What you will do: Copy out every line of the data exactly.

• • • • •

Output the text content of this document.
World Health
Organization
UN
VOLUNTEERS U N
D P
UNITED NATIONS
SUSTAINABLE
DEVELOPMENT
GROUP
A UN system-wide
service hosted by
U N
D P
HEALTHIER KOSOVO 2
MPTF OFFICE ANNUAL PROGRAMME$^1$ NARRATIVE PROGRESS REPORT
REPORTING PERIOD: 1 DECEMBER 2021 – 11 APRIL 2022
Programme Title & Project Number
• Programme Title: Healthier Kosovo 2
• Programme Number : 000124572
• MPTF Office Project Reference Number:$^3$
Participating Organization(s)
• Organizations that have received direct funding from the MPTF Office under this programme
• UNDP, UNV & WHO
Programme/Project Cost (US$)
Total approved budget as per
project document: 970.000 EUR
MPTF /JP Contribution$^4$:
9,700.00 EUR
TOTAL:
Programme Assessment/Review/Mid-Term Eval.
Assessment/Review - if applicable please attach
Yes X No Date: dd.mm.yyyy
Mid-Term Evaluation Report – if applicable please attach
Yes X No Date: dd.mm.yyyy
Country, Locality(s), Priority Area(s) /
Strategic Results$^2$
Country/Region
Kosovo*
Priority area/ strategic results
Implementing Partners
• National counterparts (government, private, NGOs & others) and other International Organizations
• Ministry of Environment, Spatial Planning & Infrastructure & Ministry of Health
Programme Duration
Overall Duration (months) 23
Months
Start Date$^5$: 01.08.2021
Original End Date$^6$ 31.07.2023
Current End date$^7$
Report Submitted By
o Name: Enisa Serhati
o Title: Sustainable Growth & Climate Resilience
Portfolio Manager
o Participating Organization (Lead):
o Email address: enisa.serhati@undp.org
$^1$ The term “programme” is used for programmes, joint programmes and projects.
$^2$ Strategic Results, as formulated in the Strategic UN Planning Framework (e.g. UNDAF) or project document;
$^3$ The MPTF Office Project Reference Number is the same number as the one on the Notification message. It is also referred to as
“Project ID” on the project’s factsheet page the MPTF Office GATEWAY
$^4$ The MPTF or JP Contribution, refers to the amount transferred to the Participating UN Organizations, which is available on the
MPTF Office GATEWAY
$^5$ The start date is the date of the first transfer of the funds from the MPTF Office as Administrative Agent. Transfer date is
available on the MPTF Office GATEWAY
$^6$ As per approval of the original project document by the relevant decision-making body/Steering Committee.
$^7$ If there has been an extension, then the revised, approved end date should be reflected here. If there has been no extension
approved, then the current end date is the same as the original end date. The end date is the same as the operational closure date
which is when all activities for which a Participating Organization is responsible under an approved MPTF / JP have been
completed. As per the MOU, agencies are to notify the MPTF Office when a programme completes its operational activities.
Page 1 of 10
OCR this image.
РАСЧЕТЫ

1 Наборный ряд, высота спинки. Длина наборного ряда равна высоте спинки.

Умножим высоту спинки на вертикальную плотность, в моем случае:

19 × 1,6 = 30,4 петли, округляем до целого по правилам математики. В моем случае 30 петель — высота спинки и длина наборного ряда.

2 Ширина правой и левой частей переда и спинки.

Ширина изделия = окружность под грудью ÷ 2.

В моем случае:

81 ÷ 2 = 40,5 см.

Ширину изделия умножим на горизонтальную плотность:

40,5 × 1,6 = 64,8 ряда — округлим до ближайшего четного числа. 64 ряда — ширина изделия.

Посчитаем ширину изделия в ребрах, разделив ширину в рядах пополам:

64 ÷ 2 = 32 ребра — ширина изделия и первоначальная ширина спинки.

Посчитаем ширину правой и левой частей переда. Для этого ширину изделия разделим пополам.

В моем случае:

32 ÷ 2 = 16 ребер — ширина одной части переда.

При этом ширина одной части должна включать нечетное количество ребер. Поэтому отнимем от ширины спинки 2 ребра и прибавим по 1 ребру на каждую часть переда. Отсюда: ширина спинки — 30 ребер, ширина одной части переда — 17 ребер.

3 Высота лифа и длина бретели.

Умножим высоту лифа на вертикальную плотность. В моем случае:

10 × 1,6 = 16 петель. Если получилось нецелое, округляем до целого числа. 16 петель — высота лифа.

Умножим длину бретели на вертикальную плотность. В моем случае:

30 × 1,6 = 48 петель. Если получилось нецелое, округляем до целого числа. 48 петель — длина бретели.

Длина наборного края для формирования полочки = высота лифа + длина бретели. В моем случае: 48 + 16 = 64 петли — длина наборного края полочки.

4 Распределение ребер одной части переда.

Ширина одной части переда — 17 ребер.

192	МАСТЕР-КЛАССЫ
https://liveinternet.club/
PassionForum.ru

• • • • •

Result:
Output the text content of this document.
World Health
Organization
UN
VOLUNTEERS U N
D P
UNITED NATIONS
SUSTAINABLE
DEVELOPMENT
GROUP
A UN system-wide
service hosted by
U N
D P
HEALTHIER KOSOVO 2
MPTF OFFICE ANNUAL PROGRAMME$^1$ NARRATIVE PROGRESS REPORT
REPORTING PERIOD: 1 DECEMBER 2021 – 11 APRIL 2022
Programme Title & Project Number
• Programme Title: Healthier Kosovo 2
• Programme Number : 000124572
• MPTF Office Project Reference Number:$^3$
Participating Organization(s)
• Organizations that have received direct funding from the MPTF Office under this programme
• UNDP, UNV & WHO
Programme/Project Cost (US$)
Total approved budget as per
project document: 970.000 EUR
MPTF /JP Contribution$^4$:
9,700.00 EUR
TOTAL:
Programme Assessment/Review/Mid-Term Eval.
Assessment/Review - if applicable please attach
Yes X No Date: dd.mm.yyyy
Mid-Term Evaluation Report – if applicable please attach
Yes X No Date: dd.mm.yyyy
Country, Locality(s), Priority Area(s) /
Strategic Results$^2$
Country/Region
Kosovo*
Priority area/ strategic results
Implementing Partners
• National counterparts (government, private, NGOs & others) and other International Organizations
• Ministry of Environment, Spatial Planning & Infrastructure & Ministry of Health
Programme Duration
Overall Duration (months) 23
Months
Start Date$^5$: 01.08.2021
Original End Date$^6$ 31.07.2023
Current End date$^7$
Report Submitted By
o Name: Enisa Serhati
o Title: Sustainable Growth & Climate Resilience
Portfolio Manager
o Participating Organization (Lead):
o Email address: enisa.serhati@undp.org
$^1$ The term “programme” is used for programmes, joint programmes and projects.
$^2$ Strategic Results, as formulated in the Strategic UN Planning Framework (e.g. UNDAF) or project document;
$^3$ The MPTF Office Project Reference Number is the same number as the one on the Notification message. It is also referred to as
“Project ID” on the project’s factsheet page the MPTF Office GATEWAY
$^4$ The MPTF or JP Contribution, refers to the amount transferred to the Participating UN Organizations, which is available on the
MPTF Office GATEWAY
$^5$ The start date is the date of the first transfer of the funds from the MPTF Office as Administrative Agent. Transfer date is
available on the MPTF Office GATEWAY
$^6$ As per approval of the original project document by the relevant decision-making body/Steering Committee.
$^7$ If there has been an extension, then the revised, approved end date should be reflected here. If there has been no extension
approved, then the current end date is the same as the original end date. The end date is the same as the operational closure date
which is when all activities for which a Participating Organization is responsible under an approved MPTF / JP have been
completed. As per the MOU, agencies are to notify the MPTF Office when a programme completes its operational activities.
Page 1 of 10
OCR this image.
РАСЧЕТЫ

1 Наборный ряд, высота спинки. Длина наборного ряда равна высоте спинки.

Умножим высоту спинки на вертикальную плотность, в моем случае:

19 × 1,6 = 30,4 петли, округляем до целого по правилам математики. В моем случае 30 петель — высота спинки и длина наборного ряда.

2 Ширина правой и левой частей переда и спинки.

Ширина изделия = окружность под грудью ÷ 2.

В моем случае:

81 ÷ 2 = 40,5 см.

Ширину изделия умножим на горизонтальную плотность:

40,5 × 1,6 = 64,8 ряда — округлим до ближайшего четного числа. 64 ряда — ширина изделия.

Посчитаем ширину изделия в ребрах, разделив ширину в рядах пополам:

64 ÷ 2 = 32 ребра — ширина изделия и первоначальная ширина спинки.

Посчитаем ширину правой и левой частей переда. Для этого ширину изделия разделим пополам.

В моем случае:

32 ÷ 2 = 16 ребер — ширина одной части переда.

При этом ширина одной части должна включать нечетное количество ребер. Поэтому отнимем от ширины спинки 2 ребра и прибавим по 1 ребру на каждую часть переда. Отсюда: ширина спинки — 30 ребер, ширина одной части переда — 17 ребер.

3 Высота лифа и длина бретели.

Умножим высоту лифа на вертикальную плотность. В моем случае:

10 × 1,6 = 16 петель. Если получилось нецелое, округляем до целого числа. 16 петель — высота лифа.

Умножим длину бретели на вертикальную плотность. В моем случае:

30 × 1,6 = 48 петель. Если получилось нецелое, округляем до целого числа. 48 петель — длина бретели.

Длина наборного края для формирования полочки = высота лифа + длина бретели. В моем случае: 48 + 16 = 64 петли — длина наборного края полочки.

4 Распределение ребер одной части переда.

Ширина одной части переда — 17 ребер.

192	МАСТЕР-КЛАССЫ
https://liveinternet.club/
PassionForum.ru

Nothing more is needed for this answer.